## Work instructions
Copy every record word for word.

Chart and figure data
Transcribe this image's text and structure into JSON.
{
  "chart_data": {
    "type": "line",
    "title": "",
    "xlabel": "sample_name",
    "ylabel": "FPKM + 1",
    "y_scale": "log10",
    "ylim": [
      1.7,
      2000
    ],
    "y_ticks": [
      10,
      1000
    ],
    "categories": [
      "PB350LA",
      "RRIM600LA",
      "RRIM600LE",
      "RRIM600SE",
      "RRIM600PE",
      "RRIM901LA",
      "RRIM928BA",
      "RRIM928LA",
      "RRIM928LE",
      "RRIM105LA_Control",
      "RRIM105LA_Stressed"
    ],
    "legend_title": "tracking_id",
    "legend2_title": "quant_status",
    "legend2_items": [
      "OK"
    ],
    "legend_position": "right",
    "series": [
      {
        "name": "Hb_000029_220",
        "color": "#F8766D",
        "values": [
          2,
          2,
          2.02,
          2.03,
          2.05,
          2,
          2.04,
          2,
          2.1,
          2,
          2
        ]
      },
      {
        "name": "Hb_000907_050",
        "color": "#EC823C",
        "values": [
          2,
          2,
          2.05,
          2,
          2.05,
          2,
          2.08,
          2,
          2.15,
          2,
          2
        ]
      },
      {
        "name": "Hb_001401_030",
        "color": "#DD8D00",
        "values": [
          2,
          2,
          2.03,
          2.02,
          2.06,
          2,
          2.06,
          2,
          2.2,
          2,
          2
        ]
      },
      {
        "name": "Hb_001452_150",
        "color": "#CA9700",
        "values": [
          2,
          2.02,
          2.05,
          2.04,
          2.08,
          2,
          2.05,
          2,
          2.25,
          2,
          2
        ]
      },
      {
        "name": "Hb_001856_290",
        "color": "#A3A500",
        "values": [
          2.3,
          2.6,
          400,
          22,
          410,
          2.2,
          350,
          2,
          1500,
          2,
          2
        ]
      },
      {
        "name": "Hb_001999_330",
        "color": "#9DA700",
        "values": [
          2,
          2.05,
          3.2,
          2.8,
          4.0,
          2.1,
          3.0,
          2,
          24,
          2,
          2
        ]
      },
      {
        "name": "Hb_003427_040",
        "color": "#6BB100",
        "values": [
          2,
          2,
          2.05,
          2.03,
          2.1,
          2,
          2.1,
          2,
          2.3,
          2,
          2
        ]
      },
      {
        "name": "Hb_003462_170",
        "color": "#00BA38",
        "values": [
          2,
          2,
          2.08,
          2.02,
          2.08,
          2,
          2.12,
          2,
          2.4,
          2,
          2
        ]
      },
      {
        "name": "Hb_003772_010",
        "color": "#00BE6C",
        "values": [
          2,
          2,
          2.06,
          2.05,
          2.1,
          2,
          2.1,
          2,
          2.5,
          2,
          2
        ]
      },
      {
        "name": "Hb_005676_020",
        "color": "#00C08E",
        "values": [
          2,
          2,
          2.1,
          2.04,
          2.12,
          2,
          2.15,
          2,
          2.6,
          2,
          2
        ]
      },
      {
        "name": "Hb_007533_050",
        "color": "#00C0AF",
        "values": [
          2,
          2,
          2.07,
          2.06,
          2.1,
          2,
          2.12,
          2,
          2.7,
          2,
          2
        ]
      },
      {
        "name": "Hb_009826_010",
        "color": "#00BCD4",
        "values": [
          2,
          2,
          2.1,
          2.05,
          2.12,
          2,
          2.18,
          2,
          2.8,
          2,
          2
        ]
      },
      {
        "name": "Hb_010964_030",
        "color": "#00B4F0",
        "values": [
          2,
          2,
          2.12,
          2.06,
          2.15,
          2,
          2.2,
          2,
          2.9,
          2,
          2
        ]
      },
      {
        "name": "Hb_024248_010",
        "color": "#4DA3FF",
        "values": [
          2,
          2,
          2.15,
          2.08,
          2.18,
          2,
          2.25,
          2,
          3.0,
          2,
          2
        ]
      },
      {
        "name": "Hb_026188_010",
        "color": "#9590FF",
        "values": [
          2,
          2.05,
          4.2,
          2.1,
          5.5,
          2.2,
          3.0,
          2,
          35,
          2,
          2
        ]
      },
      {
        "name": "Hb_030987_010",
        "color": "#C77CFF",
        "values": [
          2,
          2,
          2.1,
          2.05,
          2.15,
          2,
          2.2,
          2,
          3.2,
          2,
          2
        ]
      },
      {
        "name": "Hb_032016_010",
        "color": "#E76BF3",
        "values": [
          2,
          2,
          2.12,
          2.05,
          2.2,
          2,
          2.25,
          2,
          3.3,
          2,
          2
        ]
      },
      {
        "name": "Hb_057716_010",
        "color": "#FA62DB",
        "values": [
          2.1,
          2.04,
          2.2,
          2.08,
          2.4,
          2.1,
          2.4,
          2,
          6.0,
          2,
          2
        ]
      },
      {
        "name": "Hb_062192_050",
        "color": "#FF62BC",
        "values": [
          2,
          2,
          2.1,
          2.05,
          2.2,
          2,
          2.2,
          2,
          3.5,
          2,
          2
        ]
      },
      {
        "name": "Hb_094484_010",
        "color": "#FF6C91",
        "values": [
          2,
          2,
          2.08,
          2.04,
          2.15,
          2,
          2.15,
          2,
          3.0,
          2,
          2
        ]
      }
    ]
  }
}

## Solution to this exercise
Transcribe this image's text and structure into JSON.
{
  "chart_data": {
    "type": "line",
    "title": "",
    "xlabel": "sample_name",
    "ylabel": "FPKM + 1",
    "y_scale": "log10",
    "ylim": [
      1.7,
      2000
    ],
    "y_ticks": [
      10,
      1000
    ],
    "categories": [
      "PB350LA",
      "RRIM600LA",
      "RRIM600LE",
      "RRIM600SE",
      "RRIM600PE",
      "RRIM901LA",
      "RRIM928BA",
      "RRIM928LA",
      "RRIM928LE",
      "RRIM105LA_Control",
      "RRIM105LA_Stressed"
    ],
    "legend_title": "tracking_id",
    "legend2_title": "quant_status",
    "legend2_items": [
      "OK"
    ],
    "legend_position": "right",
    "series": [
      {
        "name": "Hb_000029_220",
        "color": "#F8766D",
        "values": [
          2,
          2,
          2.02,
          2.03,
          2.05,
          2,
          2.04,
          2,
          2.1,
          2,
          2
        ]
      },
      {
        "name": "Hb_000907_050",
        "color": "#EC823C",
        "values": [
          2,
          2,
          2.05,
          2,
          2.05,
          2,
          2.08,
          2,
          2.15,
          2,
          2
        ]
      },
      {
        "name": "Hb_001401_030",
        "color": "#DD8D00",
        "values": [
          2,
          2,
          2.03,
          2.02,
          2.06,
          2,
          2.06,
          2,
          2.2,
          2,
          2
        ]
      },
      {
        "name": "Hb_001452_150",
        "color": "#CA9700",
        "values": [
          2,
          2.02,
          2.05,
          2.04,
          2.08,
          2,
          2.05,
          2,
          2.25,
          2,
          2
        ]
      },
      {
        "name": "Hb_001856_290",
        "color": "#A3A500",
        "values": [
          2.3,
          2.6,
          400,
          22,
          410,
          2.2,
          350,
          2,
          1500,
          2,
          2
        ]
      },
      {
        "name": "Hb_001999_330",
        "color": "#9DA700",
        "values": [
          2,
          2.05,
          3.2,
          2.8,
          4.0,
          2.1,
          3.0,
          2,
          24,
          2,
          2
        ]
      },
      {
        "name": "Hb_003427_040",
        "color": "#6BB100",
        "values": [
          2,
          2,
          2.05,
          2.03,
          2.1,
          2,
          2.1,
          2,
          2.3,
          2,
          2
        ]
      },
      {
        "name": "Hb_003462_170",
        "color": "#00BA38",
        "values": [
          2,
          2,
          2.08,
          2.02,
          2.08,
          2,
          2.12,
          2,
          2.4,
          2,
          2
        ]
      },
      {
        "name": "Hb_003772_010",
        "color": "#00BE6C",
        "values": [
          2,
          2,
          2.06,
          2.05,
          2.1,
          2,
          2.1,
          2,
          2.5,
          2,
          2
        ]
      },
      {
        "name": "Hb_005676_020",
        "color": "#00C08E",
        "values": [
          2,
          2,
          2.1,
          2.04,
          2.12,
          2,
          2.15,
          2,
          2.6,
          2,
          2
        ]
      },
      {
        "name": "Hb_007533_050",
        "color": "#00C0AF",
        "values": [
          2,
          2,
          2.07,
          2.06,
          2.1,
          2,
          2.12,
          2,
          2.7,
          2,
          2
        ]
      },
      {
        "name": "Hb_009826_010",
        "color": "#00BCD4",
        "values": [
          2,
          2,
          2.1,
          2.05,
          2.12,
          2,
          2.18,
          2,
          2.8,
          2,
          2
        ]
      },
      {
        "name": "Hb_010964_030",
        "color": "#00B4F0",
        "values": [
          2,
          2,
          2.12,
          2.06,
          2.15,
          2,
          2.2,
          2,
          2.9,
          2,
          2
        ]
      },
      {
        "name": "Hb_024248_010",
        "color": "#4DA3FF",
        "values": [
          2,
          2,
          2.15,
          2.08,
          2.18,
          2,
          2.25,
          2,
          3.0,
          2,
          2
        ]
      },
      {
        "name": "Hb_026188_010",
        "color": "#9590FF",
        "values": [
          2,
          2.05,
          4.2,
          2.1,
          5.5,
          2.2,
          3.0,
          2,
          35,
          2,
          2
        ]
      },
      {
        "name": "Hb_030987_010",
        "color": "#C77CFF",
        "values": [
          2,
          2,
          2.1,
          2.05,
          2.15,
          2,
          2.2,
          2,
          3.2,
          2,
          2
        ]
      },
      {
        "name": "Hb_032016_010",
        "color": "#E76BF3",
        "values": [
          2,
          2,
          2.12,
          2.05,
          2.2,
          2,
          2.25,
          2,
          3.3,
          2,
          2
        ]
      },
      {
        "name": "Hb_057716_010",
        "color": "#FA62DB",
        "values": [
          2.1,
          2.04,
          2.2,
          2.08,
          2.4,
          2.1,
          2.4,
          2,
          6.0,
          2,
          2
        ]
      },
      {
        "name": "Hb_062192_050",
        "color": "#FF62BC",
        "values": [
          2,
          2,
          2.1,
          2.05,
          2.2,
          2,
          2.2,
          2,
          3.5,
          2,
          2
        ]
      },
      {
        "name": "Hb_094484_010",
        "color": "#FF6C91",
        "values": [
          2,
          2,
          2.08,
          2.04,
          2.15,
          2,
          2.15,
          2,
          3.0,
          2,
          2
        ]
      }
    ]
  }
}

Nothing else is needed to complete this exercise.